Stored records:

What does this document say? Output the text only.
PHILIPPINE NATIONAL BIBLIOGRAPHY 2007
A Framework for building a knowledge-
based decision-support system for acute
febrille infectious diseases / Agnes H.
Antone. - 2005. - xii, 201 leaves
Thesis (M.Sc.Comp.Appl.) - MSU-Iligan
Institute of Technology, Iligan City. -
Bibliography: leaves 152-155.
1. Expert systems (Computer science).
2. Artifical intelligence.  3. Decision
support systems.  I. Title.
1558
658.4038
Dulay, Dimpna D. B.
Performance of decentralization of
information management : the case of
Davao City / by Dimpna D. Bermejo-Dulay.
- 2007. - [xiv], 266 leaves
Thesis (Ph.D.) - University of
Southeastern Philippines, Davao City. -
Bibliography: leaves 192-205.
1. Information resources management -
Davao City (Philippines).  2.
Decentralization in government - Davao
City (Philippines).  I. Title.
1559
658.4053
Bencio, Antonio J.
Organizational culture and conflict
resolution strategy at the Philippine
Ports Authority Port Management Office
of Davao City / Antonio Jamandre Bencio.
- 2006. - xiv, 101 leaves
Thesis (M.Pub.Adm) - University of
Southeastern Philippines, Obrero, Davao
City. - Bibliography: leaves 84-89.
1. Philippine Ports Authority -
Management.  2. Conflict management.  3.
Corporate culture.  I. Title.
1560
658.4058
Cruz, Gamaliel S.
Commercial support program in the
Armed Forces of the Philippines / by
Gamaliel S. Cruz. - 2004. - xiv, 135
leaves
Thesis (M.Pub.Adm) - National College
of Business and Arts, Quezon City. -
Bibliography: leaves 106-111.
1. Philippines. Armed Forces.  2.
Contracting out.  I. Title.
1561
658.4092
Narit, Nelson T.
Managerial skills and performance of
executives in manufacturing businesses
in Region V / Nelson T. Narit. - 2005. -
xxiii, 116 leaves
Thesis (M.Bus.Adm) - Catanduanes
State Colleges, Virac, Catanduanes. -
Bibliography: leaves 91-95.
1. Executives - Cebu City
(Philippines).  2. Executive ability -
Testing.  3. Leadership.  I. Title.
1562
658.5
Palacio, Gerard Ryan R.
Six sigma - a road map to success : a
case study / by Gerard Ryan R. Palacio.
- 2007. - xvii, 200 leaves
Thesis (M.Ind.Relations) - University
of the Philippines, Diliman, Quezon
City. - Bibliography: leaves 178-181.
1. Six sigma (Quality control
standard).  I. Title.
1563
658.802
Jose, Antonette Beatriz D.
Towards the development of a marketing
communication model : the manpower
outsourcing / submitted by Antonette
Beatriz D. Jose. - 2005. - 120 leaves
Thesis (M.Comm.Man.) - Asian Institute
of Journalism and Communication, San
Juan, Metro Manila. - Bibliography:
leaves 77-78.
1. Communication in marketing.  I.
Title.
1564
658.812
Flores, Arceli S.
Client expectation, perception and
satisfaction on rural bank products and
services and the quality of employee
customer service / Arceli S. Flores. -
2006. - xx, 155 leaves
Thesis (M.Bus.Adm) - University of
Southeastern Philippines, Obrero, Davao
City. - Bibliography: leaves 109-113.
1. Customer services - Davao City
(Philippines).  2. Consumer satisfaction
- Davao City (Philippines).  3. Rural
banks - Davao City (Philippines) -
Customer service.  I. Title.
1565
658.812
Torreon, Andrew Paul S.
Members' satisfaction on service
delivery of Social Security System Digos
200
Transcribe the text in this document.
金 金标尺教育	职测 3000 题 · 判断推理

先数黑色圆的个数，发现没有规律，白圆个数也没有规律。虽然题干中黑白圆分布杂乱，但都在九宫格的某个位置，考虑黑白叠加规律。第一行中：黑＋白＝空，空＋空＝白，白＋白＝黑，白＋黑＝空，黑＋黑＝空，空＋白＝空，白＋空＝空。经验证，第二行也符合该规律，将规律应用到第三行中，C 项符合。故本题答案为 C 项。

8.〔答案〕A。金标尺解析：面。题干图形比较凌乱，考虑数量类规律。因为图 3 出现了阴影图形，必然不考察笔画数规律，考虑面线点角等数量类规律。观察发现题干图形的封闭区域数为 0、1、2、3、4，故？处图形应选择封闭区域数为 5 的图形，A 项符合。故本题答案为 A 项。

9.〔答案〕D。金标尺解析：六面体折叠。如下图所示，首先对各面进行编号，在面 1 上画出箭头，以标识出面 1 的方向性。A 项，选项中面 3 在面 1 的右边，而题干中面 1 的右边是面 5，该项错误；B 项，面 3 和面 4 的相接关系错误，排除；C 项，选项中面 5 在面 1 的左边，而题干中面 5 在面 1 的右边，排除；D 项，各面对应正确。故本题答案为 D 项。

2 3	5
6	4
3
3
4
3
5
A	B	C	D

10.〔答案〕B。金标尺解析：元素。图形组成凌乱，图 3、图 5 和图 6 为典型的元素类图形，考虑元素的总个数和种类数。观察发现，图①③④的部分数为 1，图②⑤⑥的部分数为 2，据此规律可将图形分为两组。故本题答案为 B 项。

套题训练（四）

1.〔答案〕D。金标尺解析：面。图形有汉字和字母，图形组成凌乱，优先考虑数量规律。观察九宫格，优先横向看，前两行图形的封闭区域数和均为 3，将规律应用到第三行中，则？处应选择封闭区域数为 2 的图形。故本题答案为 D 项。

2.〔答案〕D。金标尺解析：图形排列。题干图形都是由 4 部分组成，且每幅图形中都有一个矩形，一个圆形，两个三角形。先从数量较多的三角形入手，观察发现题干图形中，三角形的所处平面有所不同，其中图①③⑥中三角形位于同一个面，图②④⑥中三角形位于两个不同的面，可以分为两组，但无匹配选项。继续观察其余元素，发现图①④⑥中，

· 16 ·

Task brief:
Using the data above, repeat every line exactly.

In response:
What does this document say? Output the text only.
PHILIPPINE NATIONAL BIBLIOGRAPHY 2007
A Framework for building a knowledge-
based decision-support system for acute
febrille infectious diseases / Agnes H.
Antone. - 2005. - xii, 201 leaves
Thesis (M.Sc.Comp.Appl.) - MSU-Iligan
Institute of Technology, Iligan City. -
Bibliography: leaves 152-155.
1. Expert systems (Computer science).
2. Artifical intelligence.  3. Decision
support systems.  I. Title.
1558
658.4038
Dulay, Dimpna D. B.
Performance of decentralization of
information management : the case of
Davao City / by Dimpna D. Bermejo-Dulay.
- 2007. - [xiv], 266 leaves
Thesis (Ph.D.) - University of
Southeastern Philippines, Davao City. -
Bibliography: leaves 192-205.
1. Information resources management -
Davao City (Philippines).  2.
Decentralization in government - Davao
City (Philippines).  I. Title.
1559
658.4053
Bencio, Antonio J.
Organizational culture and conflict
resolution strategy at the Philippine
Ports Authority Port Management Office
of Davao City / Antonio Jamandre Bencio.
- 2006. - xiv, 101 leaves
Thesis (M.Pub.Adm) - University of
Southeastern Philippines, Obrero, Davao
City. - Bibliography: leaves 84-89.
1. Philippine Ports Authority -
Management.  2. Conflict management.  3.
Corporate culture.  I. Title.
1560
658.4058
Cruz, Gamaliel S.
Commercial support program in the
Armed Forces of the Philippines / by
Gamaliel S. Cruz. - 2004. - xiv, 135
leaves
Thesis (M.Pub.Adm) - National College
of Business and Arts, Quezon City. -
Bibliography: leaves 106-111.
1. Philippines. Armed Forces.  2.
Contracting out.  I. Title.
1561
658.4092
Narit, Nelson T.
Managerial skills and performance of
executives in manufacturing businesses
in Region V / Nelson T. Narit. - 2005. -
xxiii, 116 leaves
Thesis (M.Bus.Adm) - Catanduanes
State Colleges, Virac, Catanduanes. -
Bibliography: leaves 91-95.
1. Executives - Cebu City
(Philippines).  2. Executive ability -
Testing.  3. Leadership.  I. Title.
1562
658.5
Palacio, Gerard Ryan R.
Six sigma - a road map to success : a
case study / by Gerard Ryan R. Palacio.
- 2007. - xvii, 200 leaves
Thesis (M.Ind.Relations) - University
of the Philippines, Diliman, Quezon
City. - Bibliography: leaves 178-181.
1. Six sigma (Quality control
standard).  I. Title.
1563
658.802
Jose, Antonette Beatriz D.
Towards the development of a marketing
communication model : the manpower
outsourcing / submitted by Antonette
Beatriz D. Jose. - 2005. - 120 leaves
Thesis (M.Comm.Man.) - Asian Institute
of Journalism and Communication, San
Juan, Metro Manila. - Bibliography:
leaves 77-78.
1. Communication in marketing.  I.
Title.
1564
658.812
Flores, Arceli S.
Client expectation, perception and
satisfaction on rural bank products and
services and the quality of employee
customer service / Arceli S. Flores. -
2006. - xx, 155 leaves
Thesis (M.Bus.Adm) - University of
Southeastern Philippines, Obrero, Davao
City. - Bibliography: leaves 109-113.
1. Customer services - Davao City
(Philippines).  2. Consumer satisfaction
- Davao City (Philippines).  3. Rural
banks - Davao City (Philippines) -
Customer service.  I. Title.
1565
658.812
Torreon, Andrew Paul S.
Members' satisfaction on service
delivery of Social Security System Digos
200
Transcribe the text in this document.
金 金标尺教育	职测 3000 题 · 判断推理

先数黑色圆的个数，发现没有规律，白圆个数也没有规律。虽然题干中黑白圆分布杂乱，但都在九宫格的某个位置，考虑黑白叠加规律。第一行中：黑＋白＝空，空＋空＝白，白＋白＝黑，白＋黑＝空，黑＋黑＝空，空＋白＝空，白＋空＝空。经验证，第二行也符合该规律，将规律应用到第三行中，C 项符合。故本题答案为 C 项。

8.〔答案〕A。金标尺解析：面。题干图形比较凌乱，考虑数量类规律。因为图 3 出现了阴影图形，必然不考察笔画数规律，考虑面线点角等数量类规律。观察发现题干图形的封闭区域数为 0、1、2、3、4，故？处图形应选择封闭区域数为 5 的图形，A 项符合。故本题答案为 A 项。

9.〔答案〕D。金标尺解析：六面体折叠。如下图所示，首先对各面进行编号，在面 1 上画出箭头，以标识出面 1 的方向性。A 项，选项中面 3 在面 1 的右边，而题干中面 1 的右边是面 5，该项错误；B 项，面 3 和面 4 的相接关系错误，排除；C 项，选项中面 5 在面 1 的左边，而题干中面 5 在面 1 的右边，排除；D 项，各面对应正确。故本题答案为 D 项。

2 3	5
6	4
3
3
4
3
5
A	B	C	D

10.〔答案〕B。金标尺解析：元素。图形组成凌乱，图 3、图 5 和图 6 为典型的元素类图形，考虑元素的总个数和种类数。观察发现，图①③④的部分数为 1，图②⑤⑥的部分数为 2，据此规律可将图形分为两组。故本题答案为 B 项。

套题训练（四）

1.〔答案〕D。金标尺解析：面。图形有汉字和字母，图形组成凌乱，优先考虑数量规律。观察九宫格，优先横向看，前两行图形的封闭区域数和均为 3，将规律应用到第三行中，则？处应选择封闭区域数为 2 的图形。故本题答案为 D 项。

2.〔答案〕D。金标尺解析：图形排列。题干图形都是由 4 部分组成，且每幅图形中都有一个矩形，一个圆形，两个三角形。先从数量较多的三角形入手，观察发现题干图形中，三角形的所处平面有所不同，其中图①③⑥中三角形位于同一个面，图②④⑥中三角形位于两个不同的面，可以分为两组，但无匹配选项。继续观察其余元素，发现图①④⑥中，

· 16 ·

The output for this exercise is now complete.